The answer must consist of every line from the data that holds "premiere".

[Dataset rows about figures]
== Segment start ==
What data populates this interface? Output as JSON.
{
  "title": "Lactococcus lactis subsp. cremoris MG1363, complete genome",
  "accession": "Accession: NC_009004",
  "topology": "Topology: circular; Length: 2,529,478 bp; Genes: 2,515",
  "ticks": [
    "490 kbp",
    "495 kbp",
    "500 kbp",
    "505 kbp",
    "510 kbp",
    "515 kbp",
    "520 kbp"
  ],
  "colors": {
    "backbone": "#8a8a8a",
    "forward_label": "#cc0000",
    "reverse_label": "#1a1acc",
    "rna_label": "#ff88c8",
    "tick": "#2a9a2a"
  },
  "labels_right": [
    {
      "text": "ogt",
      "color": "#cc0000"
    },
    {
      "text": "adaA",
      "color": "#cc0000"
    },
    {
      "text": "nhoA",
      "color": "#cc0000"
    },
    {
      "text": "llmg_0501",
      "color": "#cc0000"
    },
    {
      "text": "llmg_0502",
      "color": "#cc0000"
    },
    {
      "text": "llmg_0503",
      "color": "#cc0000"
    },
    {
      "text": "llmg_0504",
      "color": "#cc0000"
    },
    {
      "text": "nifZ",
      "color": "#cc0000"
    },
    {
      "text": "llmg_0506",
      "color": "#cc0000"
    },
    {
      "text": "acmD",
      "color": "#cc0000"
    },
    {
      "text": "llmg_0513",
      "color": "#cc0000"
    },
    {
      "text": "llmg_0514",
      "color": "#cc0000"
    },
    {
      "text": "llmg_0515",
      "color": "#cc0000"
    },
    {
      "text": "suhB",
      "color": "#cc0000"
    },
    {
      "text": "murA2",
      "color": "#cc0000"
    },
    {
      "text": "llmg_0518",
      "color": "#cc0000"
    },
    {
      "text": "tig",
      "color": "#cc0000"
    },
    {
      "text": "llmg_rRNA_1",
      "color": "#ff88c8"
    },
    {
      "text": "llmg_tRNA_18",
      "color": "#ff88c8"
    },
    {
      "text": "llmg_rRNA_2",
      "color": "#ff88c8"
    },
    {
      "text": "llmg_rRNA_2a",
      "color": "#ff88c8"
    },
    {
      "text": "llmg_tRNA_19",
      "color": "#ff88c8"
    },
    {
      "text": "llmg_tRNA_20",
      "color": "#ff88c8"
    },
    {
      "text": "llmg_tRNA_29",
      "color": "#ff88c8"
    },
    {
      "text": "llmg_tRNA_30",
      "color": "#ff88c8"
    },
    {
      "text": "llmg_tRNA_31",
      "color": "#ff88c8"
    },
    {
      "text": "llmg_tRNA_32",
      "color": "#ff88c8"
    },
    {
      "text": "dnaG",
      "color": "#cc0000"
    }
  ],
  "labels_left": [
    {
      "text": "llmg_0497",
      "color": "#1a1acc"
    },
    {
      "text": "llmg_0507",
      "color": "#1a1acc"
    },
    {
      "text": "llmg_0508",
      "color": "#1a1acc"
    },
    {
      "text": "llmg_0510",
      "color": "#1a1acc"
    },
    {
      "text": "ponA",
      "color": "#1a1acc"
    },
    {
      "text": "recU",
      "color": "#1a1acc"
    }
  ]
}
== Segment end ==
== Segment start ==
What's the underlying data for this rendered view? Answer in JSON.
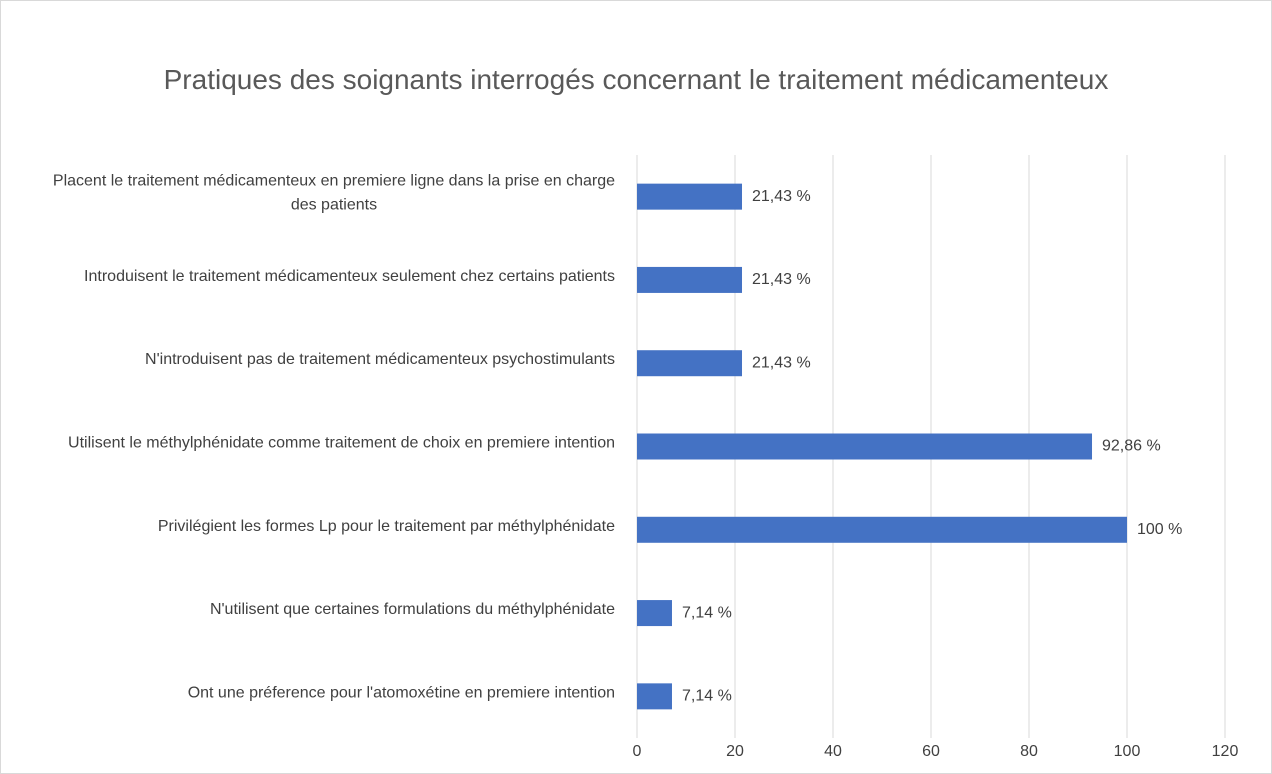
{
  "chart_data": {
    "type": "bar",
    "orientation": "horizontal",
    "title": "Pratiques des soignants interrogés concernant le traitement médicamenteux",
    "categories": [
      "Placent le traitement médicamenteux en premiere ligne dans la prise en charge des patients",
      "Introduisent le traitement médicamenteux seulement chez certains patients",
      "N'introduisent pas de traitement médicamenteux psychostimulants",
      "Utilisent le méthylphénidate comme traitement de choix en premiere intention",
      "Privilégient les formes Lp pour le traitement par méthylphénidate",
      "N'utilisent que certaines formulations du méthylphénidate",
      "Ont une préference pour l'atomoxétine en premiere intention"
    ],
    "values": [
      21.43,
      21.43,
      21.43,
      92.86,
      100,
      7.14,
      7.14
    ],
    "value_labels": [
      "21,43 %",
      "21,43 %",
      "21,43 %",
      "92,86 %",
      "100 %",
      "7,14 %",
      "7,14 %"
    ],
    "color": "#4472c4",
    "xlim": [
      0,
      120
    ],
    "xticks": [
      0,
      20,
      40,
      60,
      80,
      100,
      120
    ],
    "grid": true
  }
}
== Segment end ==
EXERCISE RESPONSE:
      "Placent le traitement médicamenteux en premiere ligne dans la prise en charge des patients",
      "Utilisent le méthylphénidate comme traitement de choix en premiere intention",
      "Ont une préference pour l'atomoxétine en premiere intention"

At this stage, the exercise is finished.